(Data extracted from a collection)
..........

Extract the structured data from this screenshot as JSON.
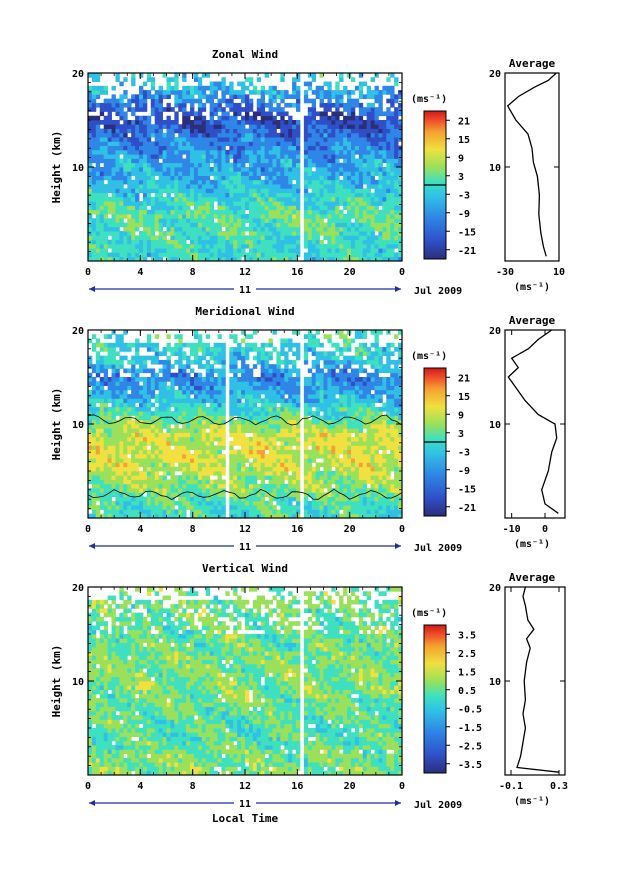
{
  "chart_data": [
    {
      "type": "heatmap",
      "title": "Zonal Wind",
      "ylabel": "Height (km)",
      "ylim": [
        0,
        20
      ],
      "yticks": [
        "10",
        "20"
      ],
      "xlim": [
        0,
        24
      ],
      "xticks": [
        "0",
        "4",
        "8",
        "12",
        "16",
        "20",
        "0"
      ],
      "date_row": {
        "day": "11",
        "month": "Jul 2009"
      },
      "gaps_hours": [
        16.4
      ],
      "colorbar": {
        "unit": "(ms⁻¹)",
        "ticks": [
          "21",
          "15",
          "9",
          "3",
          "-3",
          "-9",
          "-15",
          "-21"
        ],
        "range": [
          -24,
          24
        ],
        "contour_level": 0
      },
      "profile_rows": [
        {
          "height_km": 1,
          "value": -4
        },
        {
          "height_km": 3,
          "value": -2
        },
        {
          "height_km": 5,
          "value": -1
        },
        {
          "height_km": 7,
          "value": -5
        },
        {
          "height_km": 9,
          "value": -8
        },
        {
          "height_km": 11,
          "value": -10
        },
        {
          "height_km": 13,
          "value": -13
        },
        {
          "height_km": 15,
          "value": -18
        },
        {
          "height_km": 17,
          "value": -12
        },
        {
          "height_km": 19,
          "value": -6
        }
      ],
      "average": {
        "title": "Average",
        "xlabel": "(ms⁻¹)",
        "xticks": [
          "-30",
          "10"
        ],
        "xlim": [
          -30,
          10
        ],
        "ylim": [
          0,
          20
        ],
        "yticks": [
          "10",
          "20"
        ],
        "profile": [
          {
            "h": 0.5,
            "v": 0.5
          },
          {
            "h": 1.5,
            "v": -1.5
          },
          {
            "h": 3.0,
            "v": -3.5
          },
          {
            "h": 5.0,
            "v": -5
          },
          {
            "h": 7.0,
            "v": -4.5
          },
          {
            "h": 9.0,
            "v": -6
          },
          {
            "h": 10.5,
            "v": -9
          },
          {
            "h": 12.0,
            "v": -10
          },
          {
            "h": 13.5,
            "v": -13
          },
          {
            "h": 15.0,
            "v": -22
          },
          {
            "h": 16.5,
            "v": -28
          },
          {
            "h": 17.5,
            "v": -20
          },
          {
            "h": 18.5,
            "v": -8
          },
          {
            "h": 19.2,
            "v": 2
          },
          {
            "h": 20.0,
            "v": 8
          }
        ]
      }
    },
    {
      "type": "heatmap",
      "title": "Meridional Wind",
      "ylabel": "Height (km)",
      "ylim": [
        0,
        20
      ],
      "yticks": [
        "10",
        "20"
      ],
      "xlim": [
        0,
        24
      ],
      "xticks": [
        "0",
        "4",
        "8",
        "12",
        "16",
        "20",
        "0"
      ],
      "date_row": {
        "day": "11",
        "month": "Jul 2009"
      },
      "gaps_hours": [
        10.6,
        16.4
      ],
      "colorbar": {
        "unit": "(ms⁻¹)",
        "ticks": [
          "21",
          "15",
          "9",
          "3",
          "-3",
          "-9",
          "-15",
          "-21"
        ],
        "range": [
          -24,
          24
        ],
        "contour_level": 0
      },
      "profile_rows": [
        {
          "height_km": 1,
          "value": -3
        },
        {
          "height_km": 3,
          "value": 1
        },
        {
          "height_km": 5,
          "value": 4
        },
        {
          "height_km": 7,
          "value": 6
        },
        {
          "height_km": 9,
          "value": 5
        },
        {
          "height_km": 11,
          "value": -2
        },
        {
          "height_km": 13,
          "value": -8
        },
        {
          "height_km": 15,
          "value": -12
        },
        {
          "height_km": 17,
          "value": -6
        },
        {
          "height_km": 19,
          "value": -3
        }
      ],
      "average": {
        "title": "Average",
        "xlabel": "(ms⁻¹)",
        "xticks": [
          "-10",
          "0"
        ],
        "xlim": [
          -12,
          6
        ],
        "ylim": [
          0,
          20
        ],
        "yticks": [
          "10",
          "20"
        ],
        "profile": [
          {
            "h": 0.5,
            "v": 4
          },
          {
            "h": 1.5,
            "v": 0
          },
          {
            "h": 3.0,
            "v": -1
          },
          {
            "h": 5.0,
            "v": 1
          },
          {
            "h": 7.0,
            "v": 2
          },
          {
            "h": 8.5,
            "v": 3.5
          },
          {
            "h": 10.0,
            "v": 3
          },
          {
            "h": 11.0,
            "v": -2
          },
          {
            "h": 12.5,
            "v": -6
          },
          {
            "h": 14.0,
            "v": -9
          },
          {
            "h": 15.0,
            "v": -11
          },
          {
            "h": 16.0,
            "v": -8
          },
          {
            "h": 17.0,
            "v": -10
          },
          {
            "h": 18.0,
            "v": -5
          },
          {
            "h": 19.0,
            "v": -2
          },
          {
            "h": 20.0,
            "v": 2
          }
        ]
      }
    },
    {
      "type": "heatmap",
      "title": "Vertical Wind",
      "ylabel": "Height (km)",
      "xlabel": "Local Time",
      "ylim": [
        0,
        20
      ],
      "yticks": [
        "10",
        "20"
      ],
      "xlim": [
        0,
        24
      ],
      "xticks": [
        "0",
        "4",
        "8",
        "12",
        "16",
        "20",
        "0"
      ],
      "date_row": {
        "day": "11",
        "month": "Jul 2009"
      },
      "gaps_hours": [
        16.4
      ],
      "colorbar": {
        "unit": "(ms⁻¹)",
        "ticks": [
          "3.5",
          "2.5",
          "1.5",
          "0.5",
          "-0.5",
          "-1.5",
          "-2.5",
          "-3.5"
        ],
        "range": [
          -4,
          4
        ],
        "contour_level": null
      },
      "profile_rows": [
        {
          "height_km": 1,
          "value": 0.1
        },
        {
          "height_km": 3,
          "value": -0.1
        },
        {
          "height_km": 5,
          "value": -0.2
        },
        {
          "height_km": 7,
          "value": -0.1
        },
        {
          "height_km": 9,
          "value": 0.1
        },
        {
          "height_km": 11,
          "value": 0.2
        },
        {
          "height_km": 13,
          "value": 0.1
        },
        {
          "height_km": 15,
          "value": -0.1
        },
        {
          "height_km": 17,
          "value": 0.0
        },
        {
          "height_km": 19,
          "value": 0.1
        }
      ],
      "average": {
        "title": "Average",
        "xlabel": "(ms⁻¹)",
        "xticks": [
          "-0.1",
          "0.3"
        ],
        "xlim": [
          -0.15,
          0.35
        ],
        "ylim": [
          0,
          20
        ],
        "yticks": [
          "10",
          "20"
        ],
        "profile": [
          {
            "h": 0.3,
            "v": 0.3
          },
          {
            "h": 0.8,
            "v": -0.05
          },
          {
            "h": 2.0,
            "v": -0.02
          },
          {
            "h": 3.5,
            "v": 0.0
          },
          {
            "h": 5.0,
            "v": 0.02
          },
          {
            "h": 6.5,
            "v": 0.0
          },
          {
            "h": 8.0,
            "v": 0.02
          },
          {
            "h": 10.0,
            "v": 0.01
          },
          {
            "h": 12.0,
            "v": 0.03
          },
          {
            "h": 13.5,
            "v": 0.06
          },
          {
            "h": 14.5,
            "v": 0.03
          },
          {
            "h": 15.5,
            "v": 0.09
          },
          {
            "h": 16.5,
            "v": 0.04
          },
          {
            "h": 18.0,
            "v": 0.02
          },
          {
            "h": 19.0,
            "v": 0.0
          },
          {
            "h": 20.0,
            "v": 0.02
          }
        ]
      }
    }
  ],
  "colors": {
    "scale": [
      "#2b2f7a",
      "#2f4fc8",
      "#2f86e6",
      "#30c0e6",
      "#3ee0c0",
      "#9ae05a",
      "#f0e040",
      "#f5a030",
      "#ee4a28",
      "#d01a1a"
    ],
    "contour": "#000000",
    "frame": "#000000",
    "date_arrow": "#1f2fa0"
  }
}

..........

Exercise aim: Each line that contains the string "Wind" counts once; report how many such lines the entries have, giving only the number.

Answer to this exercise: 3